▶ WHAT IS NEEDED
Search the listing below for the word "with" and copy each line that holds it.

▶ MATERIAL FOR THIS TASK
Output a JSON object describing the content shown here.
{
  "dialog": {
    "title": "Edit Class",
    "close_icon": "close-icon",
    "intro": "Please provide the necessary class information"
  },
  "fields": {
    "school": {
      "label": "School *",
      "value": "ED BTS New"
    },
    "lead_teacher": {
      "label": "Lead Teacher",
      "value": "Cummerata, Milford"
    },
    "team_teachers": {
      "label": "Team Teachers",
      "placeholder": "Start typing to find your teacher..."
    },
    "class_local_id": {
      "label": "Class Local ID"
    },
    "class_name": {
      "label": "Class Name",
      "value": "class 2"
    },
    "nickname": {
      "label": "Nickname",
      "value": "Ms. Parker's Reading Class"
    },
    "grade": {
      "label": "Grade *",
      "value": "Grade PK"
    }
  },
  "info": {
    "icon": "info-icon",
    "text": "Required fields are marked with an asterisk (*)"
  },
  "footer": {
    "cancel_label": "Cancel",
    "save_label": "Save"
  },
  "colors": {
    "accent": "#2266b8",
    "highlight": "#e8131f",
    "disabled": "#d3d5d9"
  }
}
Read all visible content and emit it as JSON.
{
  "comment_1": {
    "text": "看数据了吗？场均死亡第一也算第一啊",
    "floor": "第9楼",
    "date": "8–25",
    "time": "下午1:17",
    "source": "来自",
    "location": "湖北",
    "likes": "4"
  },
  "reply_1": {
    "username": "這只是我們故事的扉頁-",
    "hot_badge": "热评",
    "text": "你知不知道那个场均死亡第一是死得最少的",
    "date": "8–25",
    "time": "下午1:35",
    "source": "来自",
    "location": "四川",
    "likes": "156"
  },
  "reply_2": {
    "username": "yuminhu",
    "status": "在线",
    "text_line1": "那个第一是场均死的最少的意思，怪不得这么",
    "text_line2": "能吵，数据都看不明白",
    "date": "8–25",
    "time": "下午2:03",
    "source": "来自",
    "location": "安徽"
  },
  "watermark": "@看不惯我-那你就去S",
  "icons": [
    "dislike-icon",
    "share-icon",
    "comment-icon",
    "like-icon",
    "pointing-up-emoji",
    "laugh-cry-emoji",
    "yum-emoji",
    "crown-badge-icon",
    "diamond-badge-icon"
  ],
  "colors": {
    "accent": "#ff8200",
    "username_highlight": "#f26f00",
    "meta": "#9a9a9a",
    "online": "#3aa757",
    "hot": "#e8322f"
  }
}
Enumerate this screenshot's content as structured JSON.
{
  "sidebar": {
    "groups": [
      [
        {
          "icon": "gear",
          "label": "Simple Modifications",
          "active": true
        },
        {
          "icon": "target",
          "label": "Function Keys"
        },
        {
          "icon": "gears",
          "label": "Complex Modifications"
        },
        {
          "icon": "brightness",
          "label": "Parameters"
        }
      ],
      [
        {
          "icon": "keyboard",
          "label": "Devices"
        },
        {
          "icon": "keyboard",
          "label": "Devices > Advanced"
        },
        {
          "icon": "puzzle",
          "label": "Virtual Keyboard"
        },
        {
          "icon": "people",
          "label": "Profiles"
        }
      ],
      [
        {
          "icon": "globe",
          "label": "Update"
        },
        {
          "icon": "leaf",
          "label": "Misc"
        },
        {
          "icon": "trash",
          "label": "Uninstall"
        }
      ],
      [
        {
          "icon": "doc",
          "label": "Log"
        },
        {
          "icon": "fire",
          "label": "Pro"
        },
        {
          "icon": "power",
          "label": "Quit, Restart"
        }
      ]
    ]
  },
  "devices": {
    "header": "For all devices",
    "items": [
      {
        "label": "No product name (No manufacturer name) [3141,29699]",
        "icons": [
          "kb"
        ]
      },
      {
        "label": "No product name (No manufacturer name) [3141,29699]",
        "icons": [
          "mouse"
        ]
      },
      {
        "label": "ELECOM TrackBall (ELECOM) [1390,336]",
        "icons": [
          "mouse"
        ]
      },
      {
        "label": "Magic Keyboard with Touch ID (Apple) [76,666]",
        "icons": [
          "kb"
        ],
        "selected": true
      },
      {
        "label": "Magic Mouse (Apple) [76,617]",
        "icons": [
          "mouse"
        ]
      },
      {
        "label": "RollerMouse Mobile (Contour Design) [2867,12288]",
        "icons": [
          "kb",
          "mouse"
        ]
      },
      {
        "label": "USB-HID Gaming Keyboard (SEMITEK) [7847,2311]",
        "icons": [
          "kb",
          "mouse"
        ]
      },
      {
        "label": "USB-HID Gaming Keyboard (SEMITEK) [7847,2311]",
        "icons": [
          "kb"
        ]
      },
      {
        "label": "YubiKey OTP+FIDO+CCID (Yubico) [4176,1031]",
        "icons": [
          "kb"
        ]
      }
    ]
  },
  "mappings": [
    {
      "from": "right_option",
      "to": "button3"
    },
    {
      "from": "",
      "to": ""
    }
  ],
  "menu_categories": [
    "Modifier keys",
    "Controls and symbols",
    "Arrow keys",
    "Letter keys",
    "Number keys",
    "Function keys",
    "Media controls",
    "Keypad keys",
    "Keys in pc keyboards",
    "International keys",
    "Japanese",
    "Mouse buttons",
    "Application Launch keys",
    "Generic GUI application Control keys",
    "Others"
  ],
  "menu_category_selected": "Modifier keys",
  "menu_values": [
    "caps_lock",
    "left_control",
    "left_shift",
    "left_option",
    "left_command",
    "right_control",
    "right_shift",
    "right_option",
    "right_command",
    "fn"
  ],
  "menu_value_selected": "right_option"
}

▶ SOLUTION TO THE PROBLEM
    "text": "Required fields are marked with an asterisk (*)"
        "label": "Magic Keyboard with Touch ID (Apple) [76,666]",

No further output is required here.